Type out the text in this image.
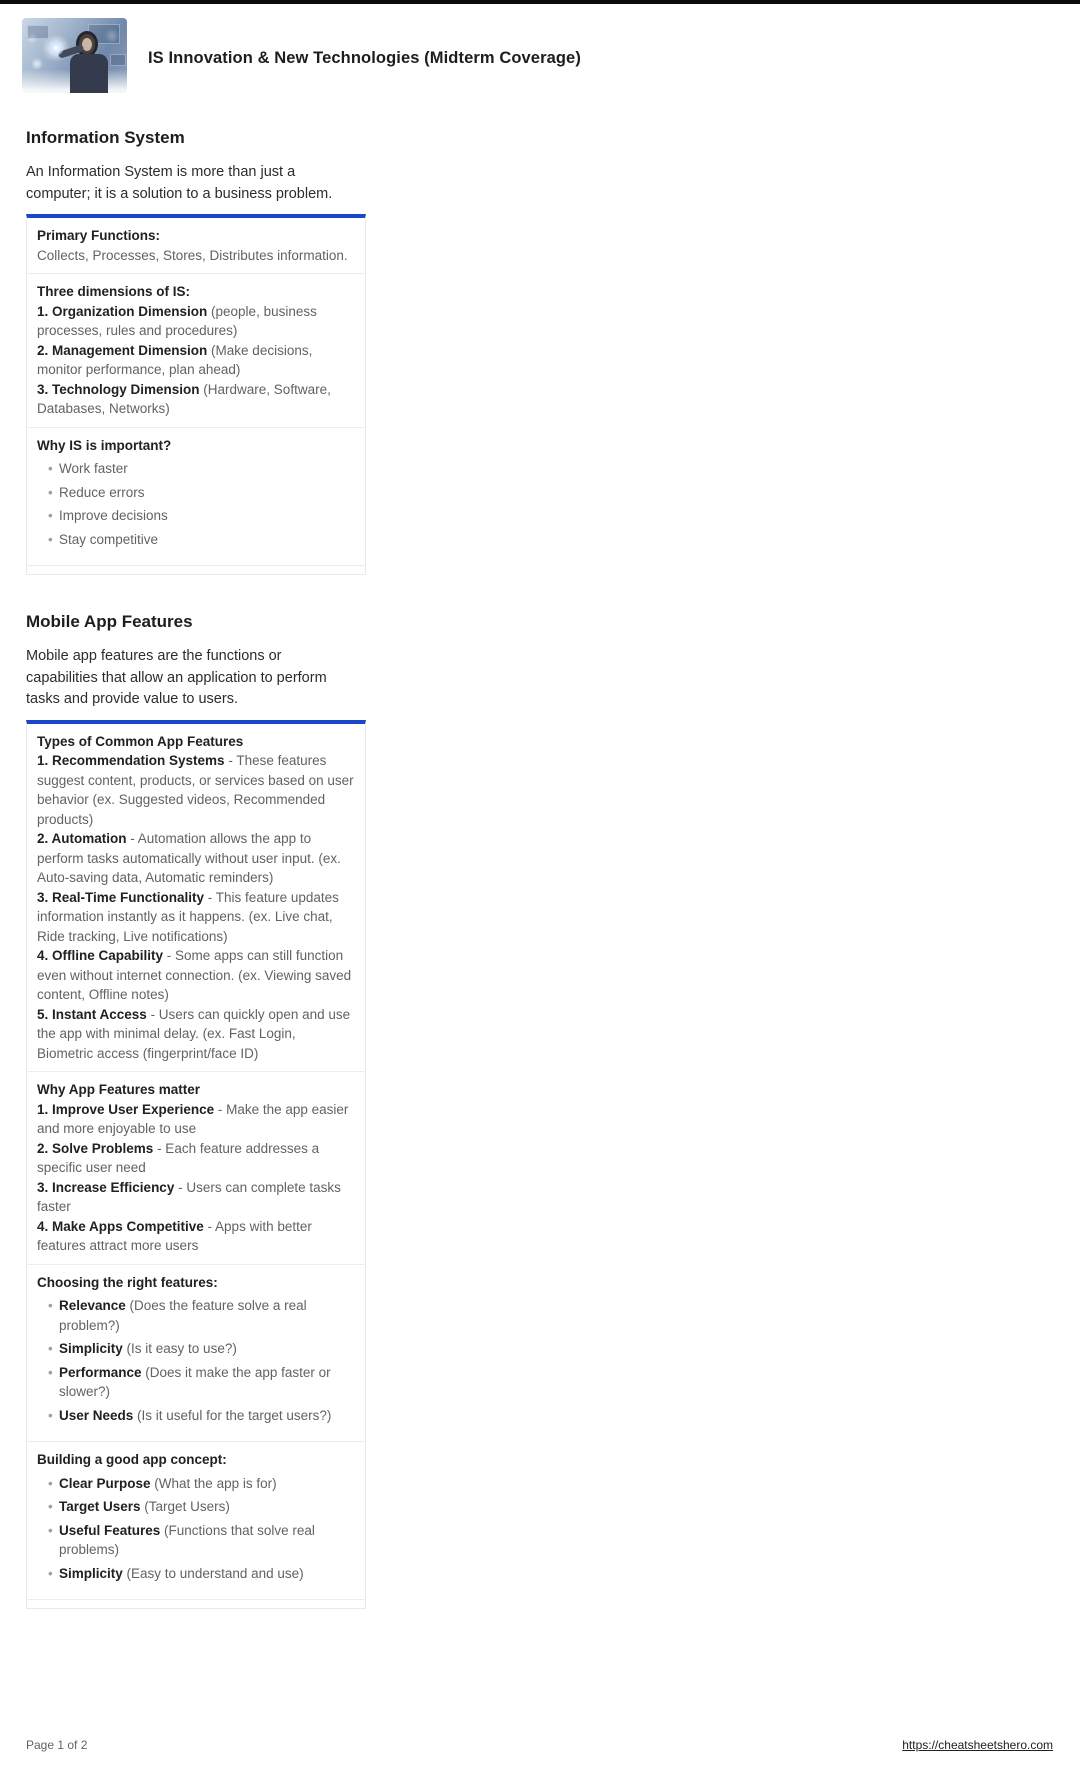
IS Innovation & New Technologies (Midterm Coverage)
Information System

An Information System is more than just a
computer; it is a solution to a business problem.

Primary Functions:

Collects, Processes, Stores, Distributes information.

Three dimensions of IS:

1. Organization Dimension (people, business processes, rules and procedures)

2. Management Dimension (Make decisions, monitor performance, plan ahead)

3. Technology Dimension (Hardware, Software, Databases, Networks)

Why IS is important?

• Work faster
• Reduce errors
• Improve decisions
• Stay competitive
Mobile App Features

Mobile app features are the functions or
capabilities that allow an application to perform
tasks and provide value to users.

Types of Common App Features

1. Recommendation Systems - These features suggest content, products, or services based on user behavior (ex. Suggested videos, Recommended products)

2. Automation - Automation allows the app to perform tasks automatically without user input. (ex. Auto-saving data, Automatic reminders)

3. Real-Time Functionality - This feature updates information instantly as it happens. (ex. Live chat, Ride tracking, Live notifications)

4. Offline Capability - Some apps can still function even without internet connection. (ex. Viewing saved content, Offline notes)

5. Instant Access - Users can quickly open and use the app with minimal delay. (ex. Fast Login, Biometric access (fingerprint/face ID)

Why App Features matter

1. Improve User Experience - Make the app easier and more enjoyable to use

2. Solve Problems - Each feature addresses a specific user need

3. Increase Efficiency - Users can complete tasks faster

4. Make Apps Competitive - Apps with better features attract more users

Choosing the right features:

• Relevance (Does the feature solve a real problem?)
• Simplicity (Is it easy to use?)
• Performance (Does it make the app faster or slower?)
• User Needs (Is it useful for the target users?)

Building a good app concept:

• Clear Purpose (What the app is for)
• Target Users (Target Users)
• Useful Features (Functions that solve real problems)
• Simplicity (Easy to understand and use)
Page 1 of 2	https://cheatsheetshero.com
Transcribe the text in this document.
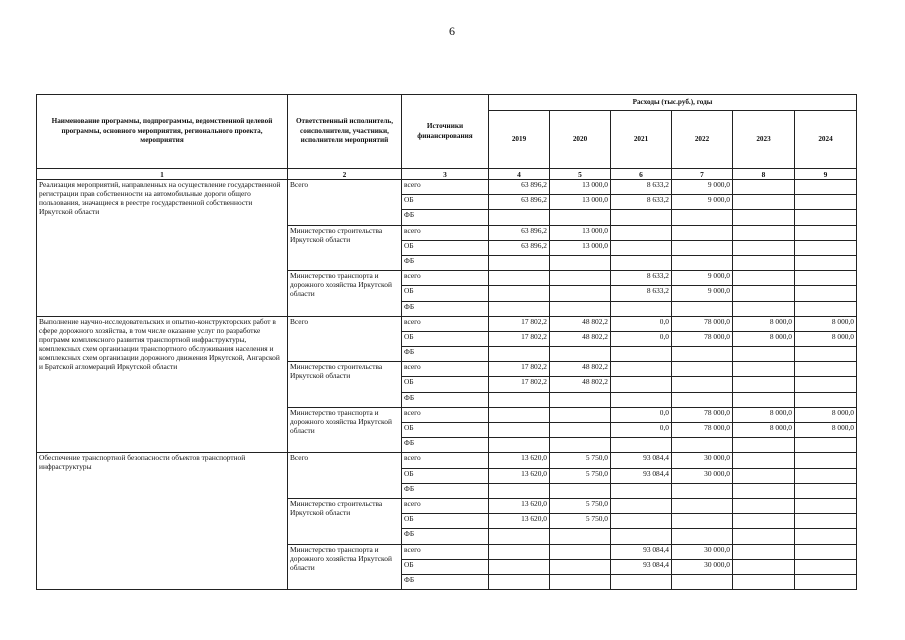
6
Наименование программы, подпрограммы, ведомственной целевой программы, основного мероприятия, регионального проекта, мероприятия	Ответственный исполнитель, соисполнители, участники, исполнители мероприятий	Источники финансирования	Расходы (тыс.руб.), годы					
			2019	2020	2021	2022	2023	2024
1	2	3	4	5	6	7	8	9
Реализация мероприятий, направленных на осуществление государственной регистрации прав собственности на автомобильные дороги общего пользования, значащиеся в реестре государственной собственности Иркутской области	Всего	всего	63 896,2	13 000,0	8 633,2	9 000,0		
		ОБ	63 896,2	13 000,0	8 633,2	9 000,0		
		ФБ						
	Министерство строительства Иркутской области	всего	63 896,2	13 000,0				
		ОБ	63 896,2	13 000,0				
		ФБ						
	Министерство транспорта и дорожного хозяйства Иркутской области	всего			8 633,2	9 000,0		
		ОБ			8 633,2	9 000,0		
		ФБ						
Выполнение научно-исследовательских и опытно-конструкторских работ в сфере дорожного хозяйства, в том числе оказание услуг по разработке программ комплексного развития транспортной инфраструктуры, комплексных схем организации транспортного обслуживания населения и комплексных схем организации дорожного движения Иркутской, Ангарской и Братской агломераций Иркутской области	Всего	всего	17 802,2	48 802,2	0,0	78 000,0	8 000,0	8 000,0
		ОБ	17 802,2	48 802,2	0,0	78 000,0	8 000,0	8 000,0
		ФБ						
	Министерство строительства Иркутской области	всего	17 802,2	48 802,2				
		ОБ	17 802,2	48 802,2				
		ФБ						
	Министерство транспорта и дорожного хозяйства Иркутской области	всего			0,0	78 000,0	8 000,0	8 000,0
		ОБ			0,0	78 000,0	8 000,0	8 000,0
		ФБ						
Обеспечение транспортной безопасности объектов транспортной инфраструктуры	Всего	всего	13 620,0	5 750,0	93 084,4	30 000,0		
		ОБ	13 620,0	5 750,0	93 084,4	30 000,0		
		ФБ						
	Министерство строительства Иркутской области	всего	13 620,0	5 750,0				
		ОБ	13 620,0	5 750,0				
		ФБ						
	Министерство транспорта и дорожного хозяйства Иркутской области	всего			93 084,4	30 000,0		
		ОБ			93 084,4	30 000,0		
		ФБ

+ + + + + + +

Go through the listing above and write it out again exactly, dropping the pictures.

* _Answer to the task_
Type out the text in this image.
IS Innovation & New Technologies (Midterm Coverage)
Information System

An Information System is more than just a
computer; it is a solution to a business problem.

Primary Functions:

Collects, Processes, Stores, Distributes information.

Three dimensions of IS:

1. Organization Dimension (people, business processes, rules and procedures)

2. Management Dimension (Make decisions, monitor performance, plan ahead)

3. Technology Dimension (Hardware, Software, Databases, Networks)

Why IS is important?

• Work faster
• Reduce errors
• Improve decisions
• Stay competitive
Mobile App Features

Mobile app features are the functions or
capabilities that allow an application to perform
tasks and provide value to users.

Types of Common App Features

1. Recommendation Systems - These features suggest content, products, or services based on user behavior (ex. Suggested videos, Recommended products)

2. Automation - Automation allows the app to perform tasks automatically without user input. (ex. Auto-saving data, Automatic reminders)

3. Real-Time Functionality - This feature updates information instantly as it happens. (ex. Live chat, Ride tracking, Live notifications)

4. Offline Capability - Some apps can still function even without internet connection. (ex. Viewing saved content, Offline notes)

5. Instant Access - Users can quickly open and use the app with minimal delay. (ex. Fast Login, Biometric access (fingerprint/face ID)

Why App Features matter

1. Improve User Experience - Make the app easier and more enjoyable to use

2. Solve Problems - Each feature addresses a specific user need

3. Increase Efficiency - Users can complete tasks faster

4. Make Apps Competitive - Apps with better features attract more users

Choosing the right features:

• Relevance (Does the feature solve a real problem?)
• Simplicity (Is it easy to use?)
• Performance (Does it make the app faster or slower?)
• User Needs (Is it useful for the target users?)

Building a good app concept:

• Clear Purpose (What the app is for)
• Target Users (Target Users)
• Useful Features (Functions that solve real problems)
• Simplicity (Easy to understand and use)
Page 1 of 2	https://cheatsheetshero.com
Transcribe the text in this document.
6
Наименование программы, подпрограммы, ведомственной целевой программы, основного мероприятия, регионального проекта, мероприятия	Ответственный исполнитель, соисполнители, участники, исполнители мероприятий	Источники финансирования	Расходы (тыс.руб.), годы					
			2019	2020	2021	2022	2023	2024
1	2	3	4	5	6	7	8	9
Реализация мероприятий, направленных на осуществление государственной регистрации прав собственности на автомобильные дороги общего пользования, значащиеся в реестре государственной собственности Иркутской области	Всего	всего	63 896,2	13 000,0	8 633,2	9 000,0		
		ОБ	63 896,2	13 000,0	8 633,2	9 000,0		
		ФБ						
	Министерство строительства Иркутской области	всего	63 896,2	13 000,0				
		ОБ	63 896,2	13 000,0				
		ФБ						
	Министерство транспорта и дорожного хозяйства Иркутской области	всего			8 633,2	9 000,0		
		ОБ			8 633,2	9 000,0		
		ФБ						
Выполнение научно-исследовательских и опытно-конструкторских работ в сфере дорожного хозяйства, в том числе оказание услуг по разработке программ комплексного развития транспортной инфраструктуры, комплексных схем организации транспортного обслуживания населения и комплексных схем организации дорожного движения Иркутской, Ангарской и Братской агломераций Иркутской области	Всего	всего	17 802,2	48 802,2	0,0	78 000,0	8 000,0	8 000,0
		ОБ	17 802,2	48 802,2	0,0	78 000,0	8 000,0	8 000,0
		ФБ						
	Министерство строительства Иркутской области	всего	17 802,2	48 802,2				
		ОБ	17 802,2	48 802,2				
		ФБ						
	Министерство транспорта и дорожного хозяйства Иркутской области	всего			0,0	78 000,0	8 000,0	8 000,0
		ОБ			0,0	78 000,0	8 000,0	8 000,0
		ФБ						
Обеспечение транспортной безопасности объектов транспортной инфраструктуры	Всего	всего	13 620,0	5 750,0	93 084,4	30 000,0		
		ОБ	13 620,0	5 750,0	93 084,4	30 000,0		
		ФБ						
	Министерство строительства Иркутской области	всего	13 620,0	5 750,0				
		ОБ	13 620,0	5 750,0				
		ФБ						
	Министерство транспорта и дорожного хозяйства Иркутской области	всего			93 084,4	30 000,0		
		ОБ			93 084,4	30 000,0		
		ФБ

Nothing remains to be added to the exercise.